> [WORK INSTRUCTIONS]: Examine the material below. Gather every line in which the string "Therapeutic" appears.

+++

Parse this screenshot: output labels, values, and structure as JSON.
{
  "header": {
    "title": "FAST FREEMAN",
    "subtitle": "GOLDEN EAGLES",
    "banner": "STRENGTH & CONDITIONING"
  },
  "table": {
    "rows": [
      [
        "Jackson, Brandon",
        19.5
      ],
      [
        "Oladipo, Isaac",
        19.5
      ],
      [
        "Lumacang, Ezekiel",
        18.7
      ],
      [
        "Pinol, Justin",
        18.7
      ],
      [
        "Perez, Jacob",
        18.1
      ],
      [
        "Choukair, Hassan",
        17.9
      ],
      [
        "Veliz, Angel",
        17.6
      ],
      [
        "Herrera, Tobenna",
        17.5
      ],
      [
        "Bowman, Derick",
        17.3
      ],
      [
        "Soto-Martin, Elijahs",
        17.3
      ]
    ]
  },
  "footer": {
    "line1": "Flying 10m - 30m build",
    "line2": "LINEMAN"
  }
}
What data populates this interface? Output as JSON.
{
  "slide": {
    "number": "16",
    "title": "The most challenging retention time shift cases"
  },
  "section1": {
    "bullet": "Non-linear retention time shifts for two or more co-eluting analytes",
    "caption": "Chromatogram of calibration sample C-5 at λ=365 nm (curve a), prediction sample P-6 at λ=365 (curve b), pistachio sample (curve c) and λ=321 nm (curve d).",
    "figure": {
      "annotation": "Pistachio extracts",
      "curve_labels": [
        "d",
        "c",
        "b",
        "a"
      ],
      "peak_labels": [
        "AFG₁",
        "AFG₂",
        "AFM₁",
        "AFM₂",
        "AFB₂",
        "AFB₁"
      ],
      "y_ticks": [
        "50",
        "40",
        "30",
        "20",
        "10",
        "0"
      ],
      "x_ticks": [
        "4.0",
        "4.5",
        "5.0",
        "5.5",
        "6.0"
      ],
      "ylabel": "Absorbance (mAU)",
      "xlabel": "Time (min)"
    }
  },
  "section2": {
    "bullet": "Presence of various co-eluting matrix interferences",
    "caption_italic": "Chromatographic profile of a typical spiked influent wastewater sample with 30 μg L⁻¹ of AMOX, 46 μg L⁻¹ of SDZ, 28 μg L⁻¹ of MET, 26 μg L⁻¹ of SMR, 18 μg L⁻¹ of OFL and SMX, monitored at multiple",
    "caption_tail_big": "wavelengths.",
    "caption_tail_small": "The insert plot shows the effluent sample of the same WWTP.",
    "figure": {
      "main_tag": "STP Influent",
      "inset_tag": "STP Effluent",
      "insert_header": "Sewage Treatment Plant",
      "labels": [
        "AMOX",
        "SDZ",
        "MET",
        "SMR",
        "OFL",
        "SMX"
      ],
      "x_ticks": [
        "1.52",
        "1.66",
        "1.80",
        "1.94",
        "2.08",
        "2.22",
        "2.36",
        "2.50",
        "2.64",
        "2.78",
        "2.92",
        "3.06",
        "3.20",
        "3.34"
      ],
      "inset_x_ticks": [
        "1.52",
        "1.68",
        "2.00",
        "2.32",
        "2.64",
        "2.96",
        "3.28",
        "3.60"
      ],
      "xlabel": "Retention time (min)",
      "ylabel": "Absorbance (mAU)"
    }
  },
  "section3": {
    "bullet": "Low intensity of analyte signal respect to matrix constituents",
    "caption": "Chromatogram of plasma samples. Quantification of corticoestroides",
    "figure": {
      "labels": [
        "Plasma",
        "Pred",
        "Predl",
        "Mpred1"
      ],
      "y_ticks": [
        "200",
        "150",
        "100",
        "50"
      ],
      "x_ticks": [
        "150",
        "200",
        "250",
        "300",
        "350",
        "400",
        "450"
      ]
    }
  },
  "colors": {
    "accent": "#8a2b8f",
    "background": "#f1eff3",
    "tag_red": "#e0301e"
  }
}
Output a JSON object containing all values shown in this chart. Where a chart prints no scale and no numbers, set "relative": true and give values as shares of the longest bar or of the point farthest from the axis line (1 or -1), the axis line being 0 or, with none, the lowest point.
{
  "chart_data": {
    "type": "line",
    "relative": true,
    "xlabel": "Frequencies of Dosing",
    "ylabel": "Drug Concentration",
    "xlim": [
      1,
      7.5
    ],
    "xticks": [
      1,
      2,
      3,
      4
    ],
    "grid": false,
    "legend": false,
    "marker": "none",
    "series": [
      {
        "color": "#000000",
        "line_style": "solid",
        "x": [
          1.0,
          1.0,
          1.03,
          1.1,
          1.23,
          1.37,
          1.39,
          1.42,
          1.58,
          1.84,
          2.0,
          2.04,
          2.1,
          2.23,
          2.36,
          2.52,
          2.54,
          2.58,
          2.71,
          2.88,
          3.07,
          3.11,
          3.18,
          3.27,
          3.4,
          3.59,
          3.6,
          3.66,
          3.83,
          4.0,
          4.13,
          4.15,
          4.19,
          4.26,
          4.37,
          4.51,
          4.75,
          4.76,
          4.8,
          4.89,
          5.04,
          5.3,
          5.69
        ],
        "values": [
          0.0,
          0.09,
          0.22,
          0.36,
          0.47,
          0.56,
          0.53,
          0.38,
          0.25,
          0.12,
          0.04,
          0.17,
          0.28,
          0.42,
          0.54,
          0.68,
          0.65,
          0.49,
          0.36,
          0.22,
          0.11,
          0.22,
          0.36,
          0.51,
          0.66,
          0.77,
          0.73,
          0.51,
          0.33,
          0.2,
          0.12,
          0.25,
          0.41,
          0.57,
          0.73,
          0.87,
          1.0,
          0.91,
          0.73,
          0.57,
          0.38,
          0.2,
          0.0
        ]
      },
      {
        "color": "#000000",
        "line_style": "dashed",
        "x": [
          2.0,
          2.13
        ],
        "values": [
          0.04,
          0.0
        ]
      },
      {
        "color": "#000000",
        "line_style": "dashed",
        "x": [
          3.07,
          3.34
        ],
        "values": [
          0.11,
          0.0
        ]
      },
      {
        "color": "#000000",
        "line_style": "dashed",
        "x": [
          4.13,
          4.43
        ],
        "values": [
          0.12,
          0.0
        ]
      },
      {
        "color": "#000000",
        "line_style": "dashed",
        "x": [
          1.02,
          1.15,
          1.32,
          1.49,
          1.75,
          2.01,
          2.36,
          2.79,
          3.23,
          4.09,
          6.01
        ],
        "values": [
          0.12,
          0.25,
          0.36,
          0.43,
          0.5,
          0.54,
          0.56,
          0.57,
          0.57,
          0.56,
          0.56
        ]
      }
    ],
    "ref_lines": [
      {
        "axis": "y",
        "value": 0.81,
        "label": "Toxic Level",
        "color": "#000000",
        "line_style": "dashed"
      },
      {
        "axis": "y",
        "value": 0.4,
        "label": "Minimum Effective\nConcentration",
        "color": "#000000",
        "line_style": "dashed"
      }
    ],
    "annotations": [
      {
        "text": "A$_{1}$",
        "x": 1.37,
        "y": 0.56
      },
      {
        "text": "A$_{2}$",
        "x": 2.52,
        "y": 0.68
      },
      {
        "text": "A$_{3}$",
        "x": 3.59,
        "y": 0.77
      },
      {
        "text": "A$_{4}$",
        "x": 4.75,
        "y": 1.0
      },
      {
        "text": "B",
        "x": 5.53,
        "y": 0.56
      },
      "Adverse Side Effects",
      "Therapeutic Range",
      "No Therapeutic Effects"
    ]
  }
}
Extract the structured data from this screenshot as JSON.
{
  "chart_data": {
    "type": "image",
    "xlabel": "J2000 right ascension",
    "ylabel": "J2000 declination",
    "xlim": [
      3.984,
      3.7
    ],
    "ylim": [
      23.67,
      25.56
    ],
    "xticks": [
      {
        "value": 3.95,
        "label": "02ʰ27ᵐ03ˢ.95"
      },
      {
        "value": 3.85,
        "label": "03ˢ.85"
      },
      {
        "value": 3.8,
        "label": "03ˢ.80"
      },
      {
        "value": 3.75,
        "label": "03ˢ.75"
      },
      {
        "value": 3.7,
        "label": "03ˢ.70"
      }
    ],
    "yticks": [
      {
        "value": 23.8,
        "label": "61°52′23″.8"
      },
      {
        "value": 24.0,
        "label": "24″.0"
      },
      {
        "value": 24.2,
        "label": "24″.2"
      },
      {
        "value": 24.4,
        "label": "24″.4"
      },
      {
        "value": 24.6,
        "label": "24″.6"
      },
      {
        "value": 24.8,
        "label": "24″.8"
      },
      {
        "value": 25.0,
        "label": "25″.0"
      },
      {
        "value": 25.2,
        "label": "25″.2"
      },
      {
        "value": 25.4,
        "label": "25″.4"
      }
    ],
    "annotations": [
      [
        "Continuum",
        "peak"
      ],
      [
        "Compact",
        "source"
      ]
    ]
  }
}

+++

> [SOLUTION TO THIS PROBLEM]:
      "Therapeutic Range",
      "No Therapeutic Effects"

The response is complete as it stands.